━━━ Supplied information ━━━

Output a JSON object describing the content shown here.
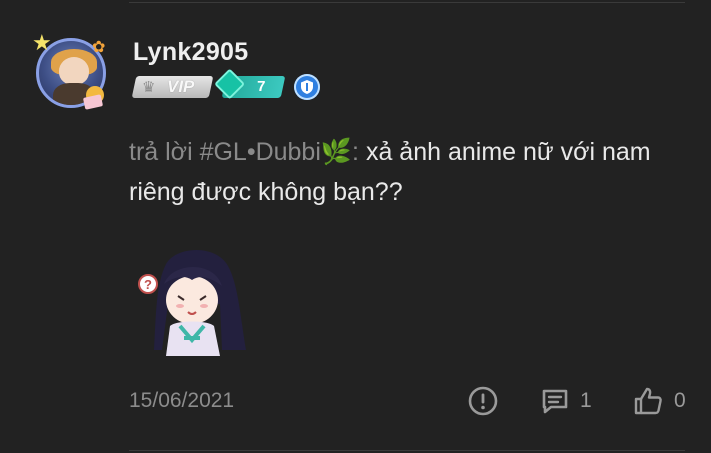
{
  "user": {
    "name": "Lynk2905",
    "vip_label": "VIP",
    "level": "7"
  },
  "comment": {
    "reply_prefix": "trả lời #GL•Dubbi",
    "reply_emoji": "🌿",
    "reply_colon": ":",
    "text": " xả ảnh anime nữ với nam riêng được không bạn??"
  },
  "sticker": {
    "icon": "anime-girl-question-sticker"
  },
  "footer": {
    "date": "15/06/2021",
    "comment_count": "1",
    "like_count": "0"
  },
  "icons": {
    "report": "exclamation-circle-icon",
    "comments": "message-square-icon",
    "like": "thumbs-up-icon",
    "badge": "shield-icon"
  },
  "colors": {
    "background": "#222222",
    "text": "#e9e9e9",
    "muted": "#8c8c8c",
    "level_badge": "#2fb8ad",
    "shield_badge": "#2f7fe0"
  }
}
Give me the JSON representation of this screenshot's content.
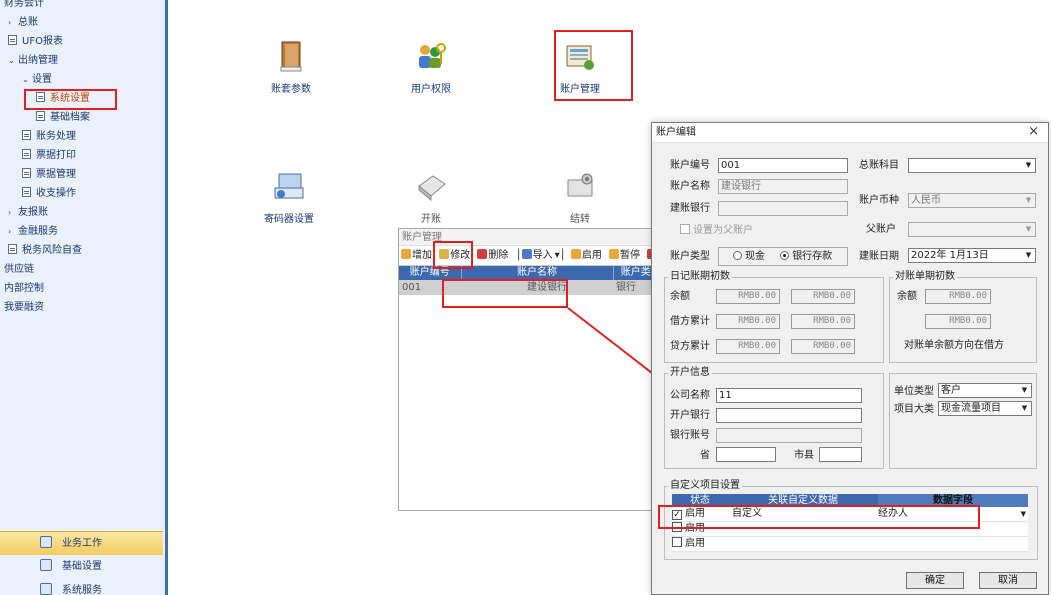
{
  "sidebar": {
    "items": [
      {
        "label": "财务会计",
        "level": 0
      },
      {
        "label": "总账",
        "level": 1,
        "arrow": "›"
      },
      {
        "label": "UFO报表",
        "level": 1
      },
      {
        "label": "出纳管理",
        "level": 1,
        "arrow": "⌄"
      },
      {
        "label": "设置",
        "level": 2,
        "arrow": "⌄"
      },
      {
        "label": "系统设置",
        "level": 3,
        "selected": true
      },
      {
        "label": "基础档案",
        "level": 3
      },
      {
        "label": "账务处理",
        "level": 2
      },
      {
        "label": "票据打印",
        "level": 2
      },
      {
        "label": "票据管理",
        "level": 2
      },
      {
        "label": "收支操作",
        "level": 2
      },
      {
        "label": "友报账",
        "level": 1,
        "arrow": "›"
      },
      {
        "label": "金融服务",
        "level": 1,
        "arrow": "›"
      },
      {
        "label": "税务风险自查",
        "level": 1
      },
      {
        "label": "供应链",
        "level": 0
      },
      {
        "label": "内部控制",
        "level": 0
      },
      {
        "label": "我要融资",
        "level": 0
      }
    ],
    "bottom": [
      {
        "label": "业务工作",
        "active": true
      },
      {
        "label": "基础设置",
        "active": false
      },
      {
        "label": "系统服务",
        "active": false
      }
    ]
  },
  "desktop": {
    "icons": [
      "账套参数",
      "用户权限",
      "账户管理",
      "寄码器设置",
      "开账",
      "结转"
    ]
  },
  "account_panel": {
    "title": "账户管理",
    "toolbar": [
      "增加",
      "修改",
      "删除",
      "导入",
      "启用",
      "暂停"
    ],
    "columns": [
      "账户编号",
      "账户名称",
      "账户类"
    ],
    "rows": [
      [
        "001",
        "建设银行",
        "银行"
      ]
    ]
  },
  "dialog": {
    "title": "账户编辑",
    "close": "×",
    "labels": {
      "acct_no": "账户编号",
      "acct_name": "账户名称",
      "bank": "建账银行",
      "ledger": "总账科目",
      "currency": "账户币种",
      "parent": "父账户",
      "set_parent": "设置为父账户",
      "type": "账户类型",
      "date": "建账日期"
    },
    "values": {
      "acct_no": "001",
      "acct_name": "建设银行",
      "bank": "",
      "ledger": "",
      "currency": "人民币",
      "parent": "",
      "date": "2022年 1月13日"
    },
    "type_options": [
      "现金",
      "银行存款"
    ],
    "type_selected": "银行存款",
    "journal": {
      "title": "日记账期初数",
      "rows": [
        {
          "label": "余额",
          "a": "RMB0.00",
          "b": "RMB0.00"
        },
        {
          "label": "借方累计",
          "a": "RMB0.00",
          "b": "RMB0.00"
        },
        {
          "label": "贷方累计",
          "a": "RMB0.00",
          "b": "RMB0.00"
        }
      ]
    },
    "statement": {
      "title": "对账单期初数",
      "balance_label": "余额",
      "a": "RMB0.00",
      "b": "RMB0.00",
      "note": "对账单余额方向在借方"
    },
    "open_info": {
      "title": "开户信息",
      "company_label": "公司名称",
      "company": "11",
      "bank_label": "开户银行",
      "account_label": "银行账号",
      "province_label": "省",
      "city_label": "市县"
    },
    "unit": {
      "type_label": "单位类型",
      "type_value": "客户",
      "item_label": "项目大类",
      "item_value": "现金流量项目"
    },
    "custom": {
      "title": "自定义项目设置",
      "columns": [
        "状态",
        "关联自定义数据",
        "数据字段"
      ],
      "rows": [
        {
          "checked": true,
          "status": "启用",
          "data": "自定义",
          "field": "经办人"
        },
        {
          "checked": false,
          "status": "启用",
          "data": "",
          "field": ""
        },
        {
          "checked": false,
          "status": "启用",
          "data": "",
          "field": ""
        }
      ]
    },
    "ok": "确定",
    "cancel": "取消"
  },
  "colors": {
    "highlight": "#e02020",
    "header_blue": "#3c68ad",
    "sidebar_bg": "#eaf1fa",
    "nav_text": "#1d3a72"
  }
}
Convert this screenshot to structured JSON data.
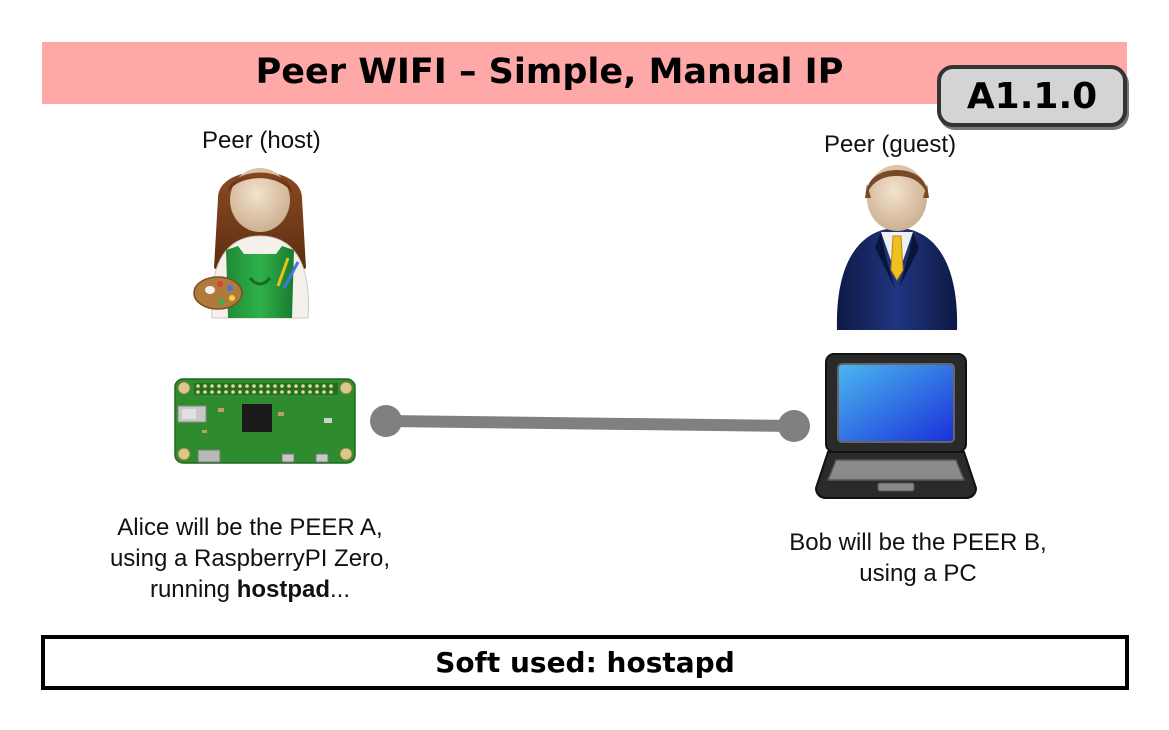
{
  "title": "Peer WIFI – Simple, Manual IP",
  "version": "A1.1.0",
  "host": {
    "role_label": "Peer (host)",
    "caption_line1": "Alice will be the PEER A,",
    "caption_line2": "using a RaspberryPI Zero,",
    "caption_line3_prefix": "running ",
    "caption_line3_bold": "hostpad",
    "caption_line3_suffix": "..."
  },
  "guest": {
    "role_label": "Peer (guest)",
    "caption_line1": "Bob will be the PEER B,",
    "caption_line2": "using a PC"
  },
  "footer": "Soft used: hostapd",
  "icons": [
    "woman-painter-icon",
    "businessman-icon",
    "raspberry-pi-zero-icon",
    "laptop-icon"
  ],
  "colors": {
    "title_bar": "#ffa8a8",
    "badge": "#d4d4d4",
    "link": "#808080",
    "board": "#2e8b2e",
    "screen": "#2b7fe0"
  }
}
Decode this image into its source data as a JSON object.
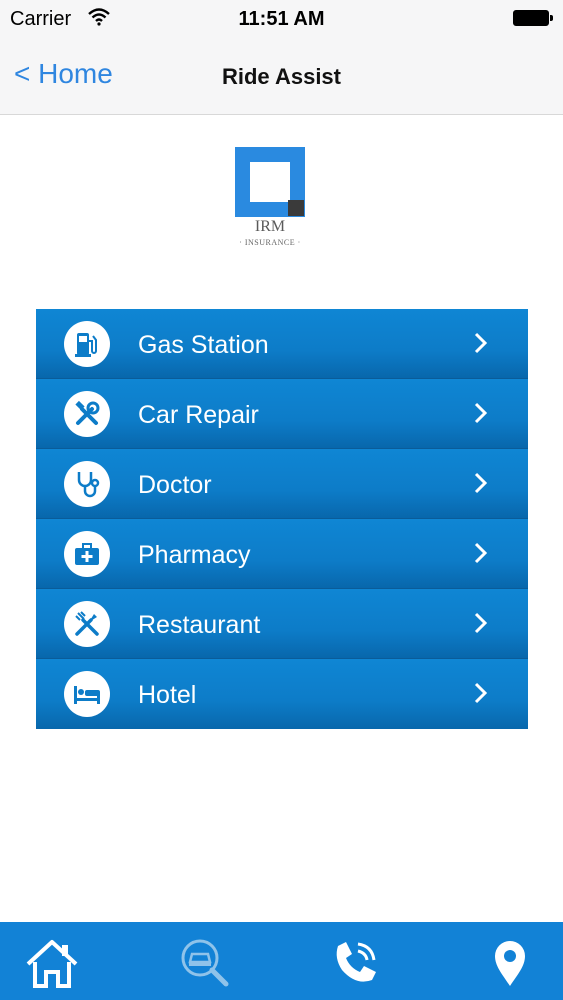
{
  "status": {
    "carrier": "Carrier",
    "time": "11:51 AM"
  },
  "nav": {
    "back_label": "< Home",
    "title": "Ride Assist"
  },
  "logo": {
    "name": "IRM",
    "sub": "· INSURANCE ·"
  },
  "menu": [
    {
      "label": "Gas Station",
      "icon": "gas-pump-icon"
    },
    {
      "label": "Car Repair",
      "icon": "tools-icon"
    },
    {
      "label": "Doctor",
      "icon": "stethoscope-icon"
    },
    {
      "label": "Pharmacy",
      "icon": "medical-kit-icon"
    },
    {
      "label": "Restaurant",
      "icon": "fork-knife-icon"
    },
    {
      "label": "Hotel",
      "icon": "bed-icon"
    }
  ],
  "tabs": [
    {
      "icon": "home-icon",
      "active": true
    },
    {
      "icon": "car-search-icon",
      "active": false
    },
    {
      "icon": "phone-icon",
      "active": false
    },
    {
      "icon": "map-pin-icon",
      "active": false
    }
  ],
  "colors": {
    "accent": "#2f86e0",
    "menu_blue": "#0d7cc8",
    "tab_bar": "#1282d6"
  }
}
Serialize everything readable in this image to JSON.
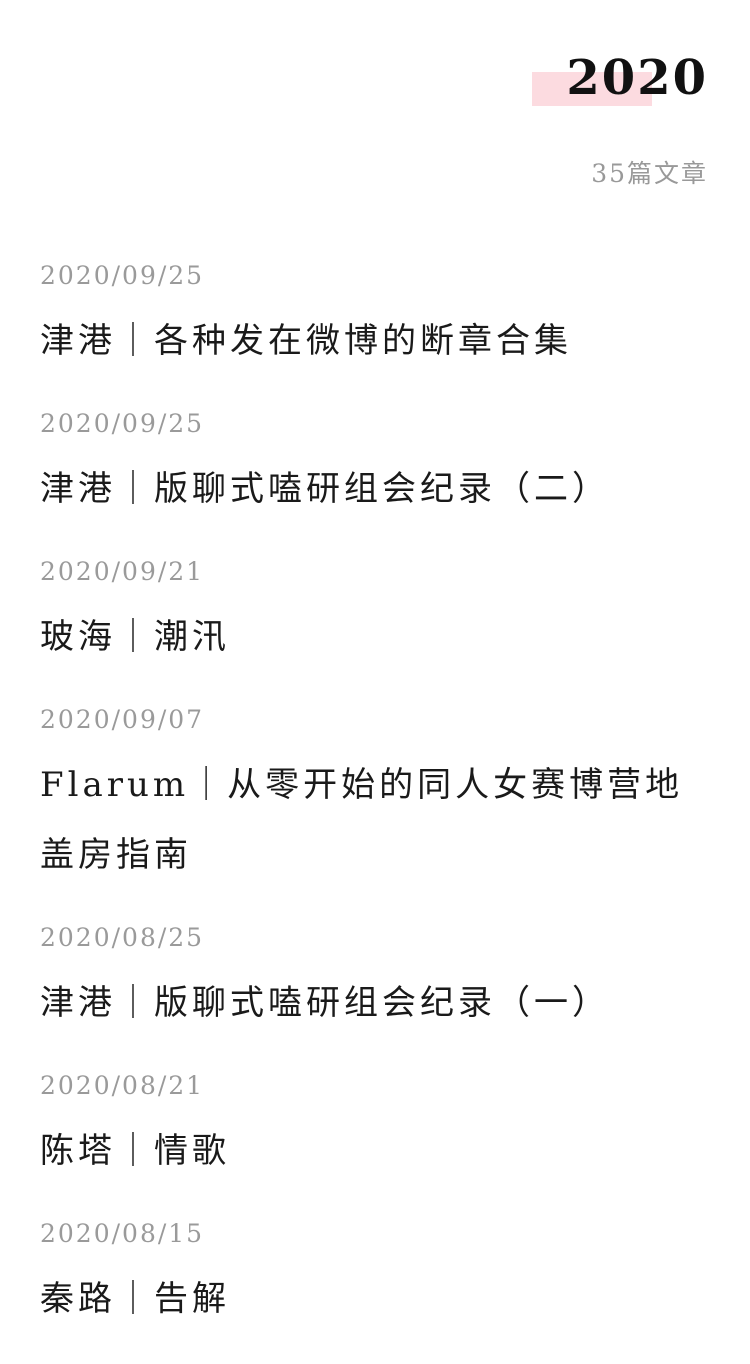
{
  "archive": {
    "year": "2020",
    "count_label": "35篇文章",
    "accent_color": "#fcdbe0"
  },
  "posts": [
    {
      "date": "2020/09/25",
      "title": "津港｜各种发在微博的断章合集"
    },
    {
      "date": "2020/09/25",
      "title": "津港｜版聊式嗑研组会纪录（二）"
    },
    {
      "date": "2020/09/21",
      "title": "玻海｜潮汛"
    },
    {
      "date": "2020/09/07",
      "title": "Flarum｜从零开始的同人女赛博营地盖房指南"
    },
    {
      "date": "2020/08/25",
      "title": "津港｜版聊式嗑研组会纪录（一）"
    },
    {
      "date": "2020/08/21",
      "title": "陈塔｜情歌"
    },
    {
      "date": "2020/08/15",
      "title": "秦路｜告解"
    }
  ]
}
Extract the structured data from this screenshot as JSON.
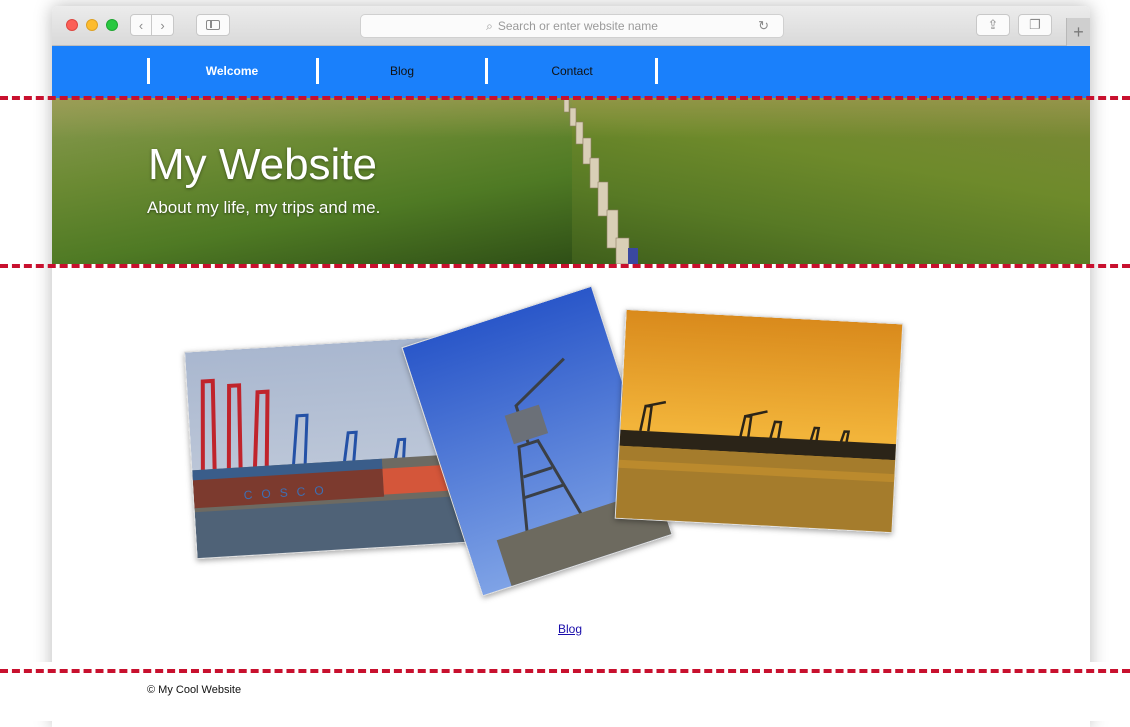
{
  "browser": {
    "url_placeholder": "Search or enter website name",
    "icons": {
      "back": "‹",
      "forward": "›",
      "search": "⌕",
      "reload": "↻",
      "share": "⇪",
      "tabs": "❐",
      "new_tab": "+"
    }
  },
  "nav": {
    "items": [
      {
        "label": "Welcome",
        "active": true
      },
      {
        "label": "Blog",
        "active": false
      },
      {
        "label": "Contact",
        "active": false
      }
    ]
  },
  "hero": {
    "title": "My Website",
    "subtitle": "About my life, my trips and me."
  },
  "main": {
    "photos": [
      "harbor-cranes-cosco-photo",
      "single-crane-photo",
      "sunset-harbor-photo"
    ],
    "link_label": "Blog"
  },
  "footer": {
    "text": "© My Cool Website"
  },
  "colors": {
    "nav_bg": "#1a80fb",
    "guide": "#c8102e"
  }
}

━━━

Using the records above, extract exactly and only the lines from the one with "Extract the structured" through the final line, inclusive, leaving out pictures.

» **Final result**
Extract the structured data from this screenshot as JSON.
{
  "browser": {
    "url_placeholder": "Search or enter website name",
    "icons": {
      "back": "‹",
      "forward": "›",
      "search": "⌕",
      "reload": "↻",
      "share": "⇪",
      "tabs": "❐",
      "new_tab": "+"
    }
  },
  "nav": {
    "items": [
      {
        "label": "Welcome",
        "active": true
      },
      {
        "label": "Blog",
        "active": false
      },
      {
        "label": "Contact",
        "active": false
      }
    ]
  },
  "hero": {
    "title": "My Website",
    "subtitle": "About my life, my trips and me."
  },
  "main": {
    "photos": [
      "harbor-cranes-cosco-photo",
      "single-crane-photo",
      "sunset-harbor-photo"
    ],
    "link_label": "Blog"
  },
  "footer": {
    "text": "© My Cool Website"
  },
  "colors": {
    "nav_bg": "#1a80fb",
    "guide": "#c8102e"
  }
}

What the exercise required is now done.